## Aim
Search the data for the word "szakmai" and copy every line where it occurs.

## Entries shown
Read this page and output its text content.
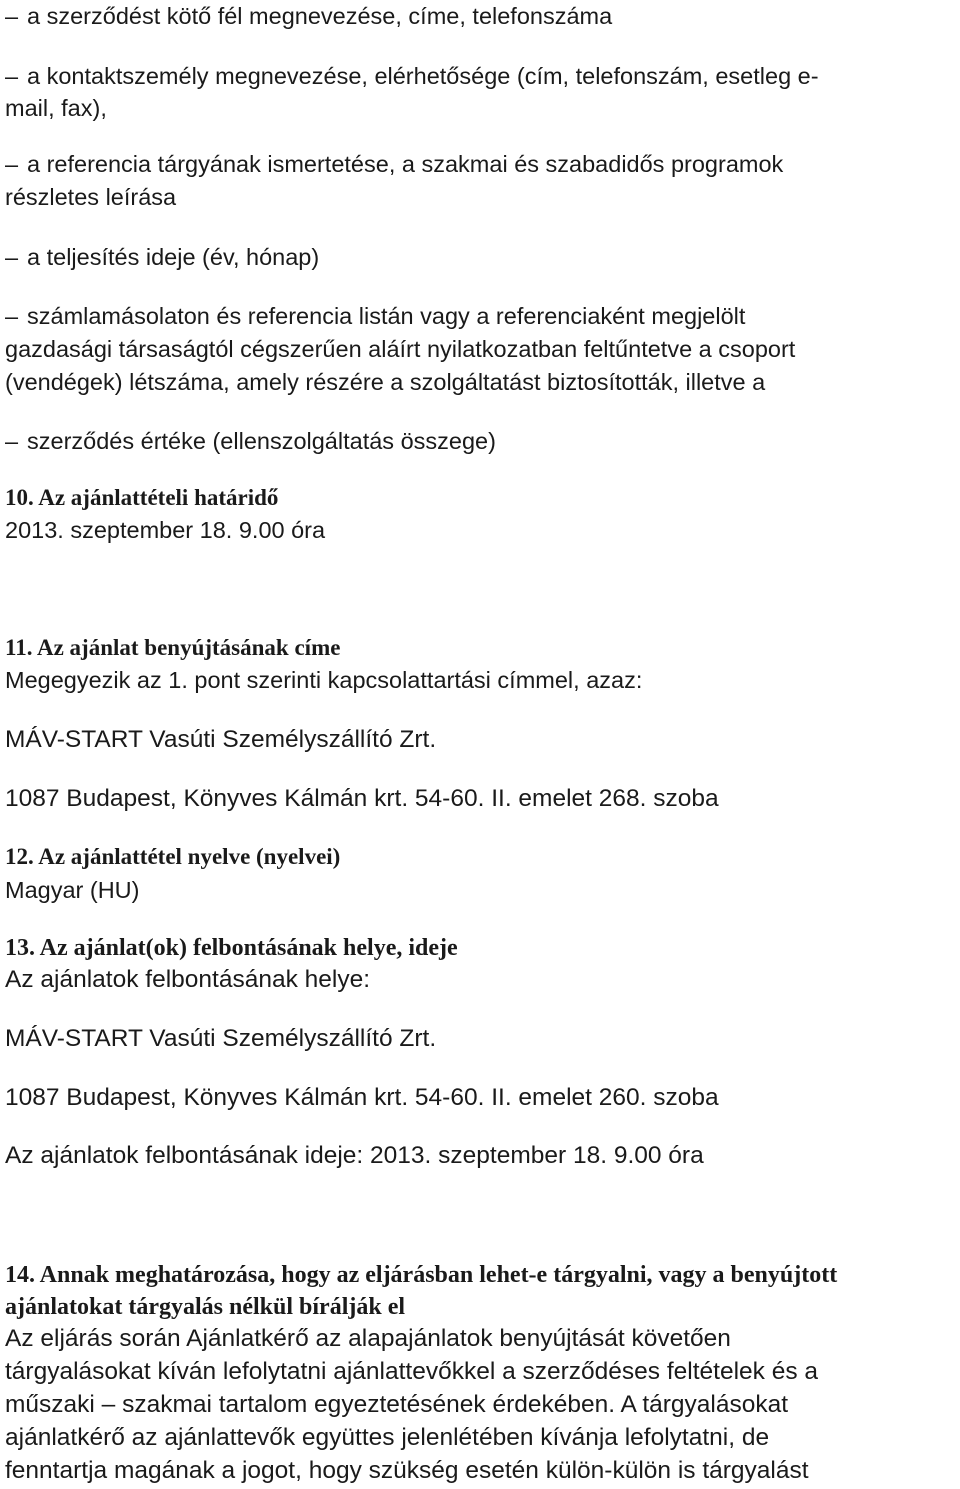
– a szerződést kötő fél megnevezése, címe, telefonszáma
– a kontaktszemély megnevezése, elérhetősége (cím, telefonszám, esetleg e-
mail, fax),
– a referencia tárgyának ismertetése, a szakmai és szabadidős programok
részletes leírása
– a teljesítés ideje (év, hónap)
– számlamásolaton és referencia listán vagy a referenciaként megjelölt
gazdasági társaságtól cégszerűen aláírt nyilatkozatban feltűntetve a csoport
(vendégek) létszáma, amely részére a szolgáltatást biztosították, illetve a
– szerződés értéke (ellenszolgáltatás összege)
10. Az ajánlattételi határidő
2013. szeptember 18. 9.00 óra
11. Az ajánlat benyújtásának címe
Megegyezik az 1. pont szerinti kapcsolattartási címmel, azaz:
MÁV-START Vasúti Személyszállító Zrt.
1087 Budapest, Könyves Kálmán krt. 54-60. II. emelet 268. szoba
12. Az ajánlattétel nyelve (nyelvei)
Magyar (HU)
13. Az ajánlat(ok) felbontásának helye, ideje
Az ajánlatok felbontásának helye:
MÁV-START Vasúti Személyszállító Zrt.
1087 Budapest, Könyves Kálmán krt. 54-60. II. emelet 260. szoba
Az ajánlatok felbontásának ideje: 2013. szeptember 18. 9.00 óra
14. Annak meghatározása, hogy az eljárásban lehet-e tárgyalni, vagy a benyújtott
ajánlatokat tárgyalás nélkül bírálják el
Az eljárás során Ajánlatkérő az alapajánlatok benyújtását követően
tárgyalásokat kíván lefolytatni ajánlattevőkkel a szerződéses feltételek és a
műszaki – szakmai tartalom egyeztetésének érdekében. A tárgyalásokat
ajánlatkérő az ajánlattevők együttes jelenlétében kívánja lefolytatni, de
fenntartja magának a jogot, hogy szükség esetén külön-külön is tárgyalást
--
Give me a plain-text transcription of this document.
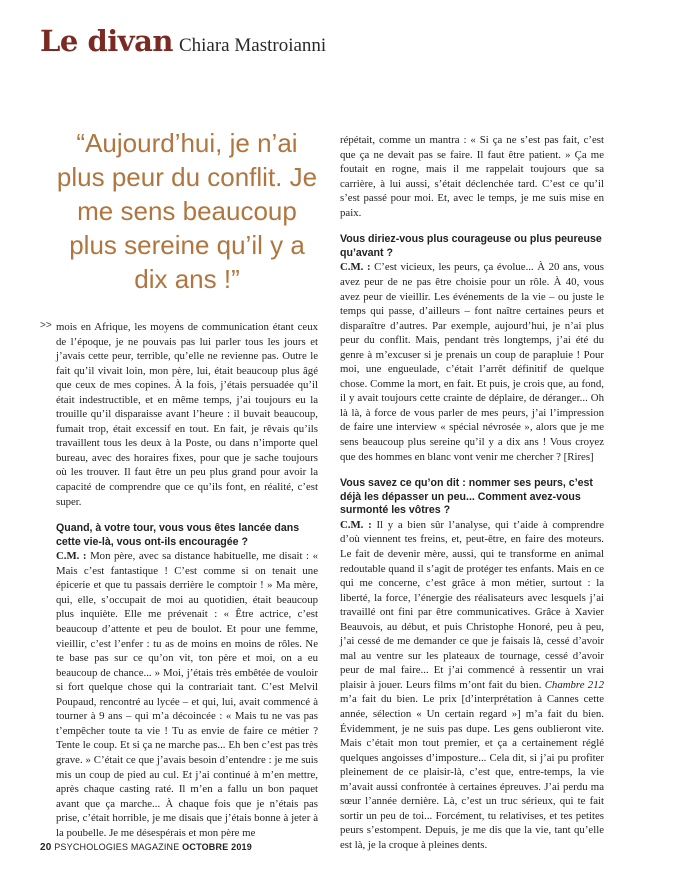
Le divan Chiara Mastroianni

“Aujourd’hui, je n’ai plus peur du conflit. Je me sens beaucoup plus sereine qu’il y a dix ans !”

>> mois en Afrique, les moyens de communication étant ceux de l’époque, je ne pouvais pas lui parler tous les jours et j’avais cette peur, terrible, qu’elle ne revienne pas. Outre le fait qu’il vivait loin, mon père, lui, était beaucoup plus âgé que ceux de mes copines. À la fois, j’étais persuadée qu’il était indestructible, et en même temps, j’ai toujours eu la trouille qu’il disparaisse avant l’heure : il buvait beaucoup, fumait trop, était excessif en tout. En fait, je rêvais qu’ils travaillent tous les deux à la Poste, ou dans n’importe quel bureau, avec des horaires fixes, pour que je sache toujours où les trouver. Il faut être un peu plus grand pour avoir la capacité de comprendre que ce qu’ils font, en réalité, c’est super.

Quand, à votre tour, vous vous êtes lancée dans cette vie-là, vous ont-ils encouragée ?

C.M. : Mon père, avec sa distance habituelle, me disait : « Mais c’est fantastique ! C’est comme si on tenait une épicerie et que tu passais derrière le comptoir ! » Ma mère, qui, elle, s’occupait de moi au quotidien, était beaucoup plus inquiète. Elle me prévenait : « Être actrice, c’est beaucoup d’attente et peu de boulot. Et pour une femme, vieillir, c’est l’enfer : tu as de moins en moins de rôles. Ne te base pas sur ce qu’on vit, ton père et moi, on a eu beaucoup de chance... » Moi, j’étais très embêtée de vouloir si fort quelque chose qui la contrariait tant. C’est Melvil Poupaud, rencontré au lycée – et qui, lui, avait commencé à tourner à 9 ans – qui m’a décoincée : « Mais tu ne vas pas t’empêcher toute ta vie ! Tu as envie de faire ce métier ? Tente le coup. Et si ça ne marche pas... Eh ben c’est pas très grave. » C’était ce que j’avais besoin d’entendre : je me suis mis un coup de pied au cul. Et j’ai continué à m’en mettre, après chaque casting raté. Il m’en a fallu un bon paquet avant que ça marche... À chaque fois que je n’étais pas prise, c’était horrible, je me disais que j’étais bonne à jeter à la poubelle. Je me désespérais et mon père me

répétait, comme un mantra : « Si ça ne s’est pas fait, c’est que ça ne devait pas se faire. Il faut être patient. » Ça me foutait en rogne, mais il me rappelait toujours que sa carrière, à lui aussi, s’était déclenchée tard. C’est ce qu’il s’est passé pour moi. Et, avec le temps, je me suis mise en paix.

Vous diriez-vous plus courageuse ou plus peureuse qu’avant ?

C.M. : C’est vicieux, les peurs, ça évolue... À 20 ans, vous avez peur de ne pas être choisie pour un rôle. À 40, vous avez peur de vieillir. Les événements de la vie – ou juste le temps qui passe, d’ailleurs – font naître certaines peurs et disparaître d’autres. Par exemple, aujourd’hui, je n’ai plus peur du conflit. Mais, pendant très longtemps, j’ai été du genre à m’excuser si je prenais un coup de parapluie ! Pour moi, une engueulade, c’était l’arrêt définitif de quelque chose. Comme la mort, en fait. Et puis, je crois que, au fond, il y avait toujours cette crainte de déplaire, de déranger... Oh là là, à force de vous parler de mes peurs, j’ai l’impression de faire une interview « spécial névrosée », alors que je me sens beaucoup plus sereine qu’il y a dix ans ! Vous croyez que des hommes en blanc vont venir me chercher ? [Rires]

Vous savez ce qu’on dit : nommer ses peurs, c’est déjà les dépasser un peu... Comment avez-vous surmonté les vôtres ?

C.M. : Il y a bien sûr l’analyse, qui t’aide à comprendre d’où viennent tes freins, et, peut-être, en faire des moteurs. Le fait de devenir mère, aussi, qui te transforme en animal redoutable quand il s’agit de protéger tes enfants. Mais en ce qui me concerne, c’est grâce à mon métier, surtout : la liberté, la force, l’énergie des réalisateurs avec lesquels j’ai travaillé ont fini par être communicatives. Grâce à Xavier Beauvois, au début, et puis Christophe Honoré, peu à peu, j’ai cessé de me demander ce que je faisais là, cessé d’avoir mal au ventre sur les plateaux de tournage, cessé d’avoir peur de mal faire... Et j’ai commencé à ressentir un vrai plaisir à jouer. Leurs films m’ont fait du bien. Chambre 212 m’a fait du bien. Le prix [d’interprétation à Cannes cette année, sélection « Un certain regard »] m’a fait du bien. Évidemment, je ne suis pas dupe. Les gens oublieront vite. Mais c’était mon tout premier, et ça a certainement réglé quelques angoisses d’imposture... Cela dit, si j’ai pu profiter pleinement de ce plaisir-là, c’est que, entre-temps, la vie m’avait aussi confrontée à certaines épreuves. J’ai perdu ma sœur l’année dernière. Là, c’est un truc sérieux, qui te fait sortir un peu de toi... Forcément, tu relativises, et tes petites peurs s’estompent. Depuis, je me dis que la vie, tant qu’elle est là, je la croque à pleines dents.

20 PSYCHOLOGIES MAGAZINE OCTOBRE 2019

## Result for this task
– a referencia tárgyának ismertetése, a szakmai és szabadidős programok
műszaki – szakmai tartalom egyeztetésének érdekében. A tárgyalásokat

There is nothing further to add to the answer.